### Do this
Rewrite the records below so that every "medicine-row" becomes "medication-row", with nothing else altered.

### Exercise inputs
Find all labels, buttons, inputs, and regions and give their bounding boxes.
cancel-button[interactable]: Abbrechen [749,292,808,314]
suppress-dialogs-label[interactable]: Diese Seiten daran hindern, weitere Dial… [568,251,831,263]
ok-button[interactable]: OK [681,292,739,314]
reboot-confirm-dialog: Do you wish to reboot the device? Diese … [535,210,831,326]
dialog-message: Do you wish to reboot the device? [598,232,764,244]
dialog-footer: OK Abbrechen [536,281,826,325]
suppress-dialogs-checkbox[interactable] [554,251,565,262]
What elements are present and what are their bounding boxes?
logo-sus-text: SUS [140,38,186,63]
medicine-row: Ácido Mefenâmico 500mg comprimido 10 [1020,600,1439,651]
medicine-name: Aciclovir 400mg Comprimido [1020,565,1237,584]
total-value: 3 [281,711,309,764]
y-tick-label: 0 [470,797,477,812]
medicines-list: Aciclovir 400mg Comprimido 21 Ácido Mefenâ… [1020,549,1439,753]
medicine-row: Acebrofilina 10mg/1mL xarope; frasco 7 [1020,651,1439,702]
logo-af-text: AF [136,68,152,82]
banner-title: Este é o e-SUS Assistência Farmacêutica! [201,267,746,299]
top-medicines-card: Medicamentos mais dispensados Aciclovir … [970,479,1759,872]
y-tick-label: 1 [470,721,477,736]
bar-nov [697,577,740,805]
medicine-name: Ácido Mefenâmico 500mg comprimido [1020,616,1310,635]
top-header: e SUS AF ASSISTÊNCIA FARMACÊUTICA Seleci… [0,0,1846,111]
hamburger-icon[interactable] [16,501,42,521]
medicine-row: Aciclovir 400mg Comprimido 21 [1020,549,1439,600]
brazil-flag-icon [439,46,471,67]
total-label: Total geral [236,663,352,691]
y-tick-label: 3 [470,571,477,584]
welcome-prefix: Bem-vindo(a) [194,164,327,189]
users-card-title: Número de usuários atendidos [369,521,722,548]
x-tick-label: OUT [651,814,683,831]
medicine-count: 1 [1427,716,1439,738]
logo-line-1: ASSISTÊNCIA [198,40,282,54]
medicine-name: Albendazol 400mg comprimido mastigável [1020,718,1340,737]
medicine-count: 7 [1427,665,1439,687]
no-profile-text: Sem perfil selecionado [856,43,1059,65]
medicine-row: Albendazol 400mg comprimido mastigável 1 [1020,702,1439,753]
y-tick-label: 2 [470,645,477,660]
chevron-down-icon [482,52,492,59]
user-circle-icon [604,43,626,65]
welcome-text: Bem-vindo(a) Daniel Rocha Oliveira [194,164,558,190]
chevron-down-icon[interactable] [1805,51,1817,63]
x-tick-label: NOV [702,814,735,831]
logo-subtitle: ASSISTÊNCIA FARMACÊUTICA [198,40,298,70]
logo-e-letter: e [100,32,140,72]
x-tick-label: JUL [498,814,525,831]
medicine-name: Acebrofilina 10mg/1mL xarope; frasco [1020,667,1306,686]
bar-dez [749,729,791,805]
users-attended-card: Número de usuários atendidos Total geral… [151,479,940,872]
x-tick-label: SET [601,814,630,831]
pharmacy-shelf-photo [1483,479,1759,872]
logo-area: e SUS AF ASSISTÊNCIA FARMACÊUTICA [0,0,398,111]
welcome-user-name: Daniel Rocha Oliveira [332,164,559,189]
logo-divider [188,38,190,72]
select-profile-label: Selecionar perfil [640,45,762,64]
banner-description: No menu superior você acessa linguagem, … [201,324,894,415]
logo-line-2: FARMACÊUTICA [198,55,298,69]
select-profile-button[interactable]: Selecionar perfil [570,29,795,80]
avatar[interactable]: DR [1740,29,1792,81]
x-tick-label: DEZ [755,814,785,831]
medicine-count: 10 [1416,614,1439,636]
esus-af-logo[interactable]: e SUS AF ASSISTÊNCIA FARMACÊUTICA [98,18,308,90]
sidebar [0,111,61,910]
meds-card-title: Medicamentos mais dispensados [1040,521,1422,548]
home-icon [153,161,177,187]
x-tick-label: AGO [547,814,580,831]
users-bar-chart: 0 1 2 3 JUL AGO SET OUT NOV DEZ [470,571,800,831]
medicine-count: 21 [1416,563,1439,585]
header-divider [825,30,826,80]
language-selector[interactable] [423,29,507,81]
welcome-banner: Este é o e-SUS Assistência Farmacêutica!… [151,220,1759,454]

### The response
Find all labels, buttons, inputs, and regions and give their bounding boxes.
cancel-button[interactable]: Abbrechen [749,292,808,314]
suppress-dialogs-label[interactable]: Diese Seiten daran hindern, weitere Dial… [568,251,831,263]
ok-button[interactable]: OK [681,292,739,314]
reboot-confirm-dialog: Do you wish to reboot the device? Diese … [535,210,831,326]
dialog-message: Do you wish to reboot the device? [598,232,764,244]
dialog-footer: OK Abbrechen [536,281,826,325]
suppress-dialogs-checkbox[interactable] [554,251,565,262]
What elements are present and what are their bounding boxes?
logo-sus-text: SUS [140,38,186,63]
medication-row: Ácido Mefenâmico 500mg comprimido 10 [1020,600,1439,651]
medicine-name: Aciclovir 400mg Comprimido [1020,565,1237,584]
total-value: 3 [281,711,309,764]
y-tick-label: 0 [470,797,477,812]
medicines-list: Aciclovir 400mg Comprimido 21 Ácido Mefenâ… [1020,549,1439,753]
medication-row: Acebrofilina 10mg/1mL xarope; frasco 7 [1020,651,1439,702]
logo-af-text: AF [136,68,152,82]
banner-title: Este é o e-SUS Assistência Farmacêutica! [201,267,746,299]
top-medicines-card: Medicamentos mais dispensados Aciclovir … [970,479,1759,872]
y-tick-label: 1 [470,721,477,736]
bar-nov [697,577,740,805]
medicine-name: Ácido Mefenâmico 500mg comprimido [1020,616,1310,635]
top-header: e SUS AF ASSISTÊNCIA FARMACÊUTICA Seleci… [0,0,1846,111]
hamburger-icon[interactable] [16,501,42,521]
medication-row: Aciclovir 400mg Comprimido 21 [1020,549,1439,600]
brazil-flag-icon [439,46,471,67]
total-label: Total geral [236,663,352,691]
y-tick-label: 3 [470,571,477,584]
welcome-prefix: Bem-vindo(a) [194,164,327,189]
users-card-title: Número de usuários atendidos [369,521,722,548]
x-tick-label: OUT [651,814,683,831]
medicine-count: 1 [1427,716,1439,738]
logo-line-1: ASSISTÊNCIA [198,40,282,54]
medicine-name: Albendazol 400mg comprimido mastigável [1020,718,1340,737]
medicine-count: 7 [1427,665,1439,687]
no-profile-text: Sem perfil selecionado [856,43,1059,65]
medication-row: Albendazol 400mg comprimido mastigável 1 [1020,702,1439,753]
y-tick-label: 2 [470,645,477,660]
chevron-down-icon [482,52,492,59]
user-circle-icon [604,43,626,65]
welcome-text: Bem-vindo(a) Daniel Rocha Oliveira [194,164,558,190]
chevron-down-icon[interactable] [1805,51,1817,63]
x-tick-label: NOV [702,814,735,831]
logo-subtitle: ASSISTÊNCIA FARMACÊUTICA [198,40,298,70]
logo-e-letter: e [100,32,140,72]
x-tick-label: JUL [498,814,525,831]
medicine-name: Acebrofilina 10mg/1mL xarope; frasco [1020,667,1306,686]
bar-dez [749,729,791,805]
users-attended-card: Número de usuários atendidos Total geral… [151,479,940,872]
x-tick-label: SET [601,814,630,831]
pharmacy-shelf-photo [1483,479,1759,872]
logo-area: e SUS AF ASSISTÊNCIA FARMACÊUTICA [0,0,398,111]
welcome-user-name: Daniel Rocha Oliveira [332,164,559,189]
logo-divider [188,38,190,72]
select-profile-label: Selecionar perfil [640,45,762,64]
banner-description: No menu superior você acessa linguagem, … [201,324,894,415]
logo-line-2: FARMACÊUTICA [198,55,298,69]
select-profile-button[interactable]: Selecionar perfil [570,29,795,80]
avatar[interactable]: DR [1740,29,1792,81]
x-tick-label: DEZ [755,814,785,831]
medicine-count: 10 [1416,614,1439,636]
esus-af-logo[interactable]: e SUS AF ASSISTÊNCIA FARMACÊUTICA [98,18,308,90]
sidebar [0,111,61,910]
meds-card-title: Medicamentos mais dispensados [1040,521,1422,548]
home-icon [153,161,177,187]
x-tick-label: AGO [547,814,580,831]
users-bar-chart: 0 1 2 3 JUL AGO SET OUT NOV DEZ [470,571,800,831]
medicine-count: 21 [1416,563,1439,585]
header-divider [825,30,826,80]
language-selector[interactable] [423,29,507,81]
welcome-banner: Este é o e-SUS Assistência Farmacêutica!… [151,220,1759,454]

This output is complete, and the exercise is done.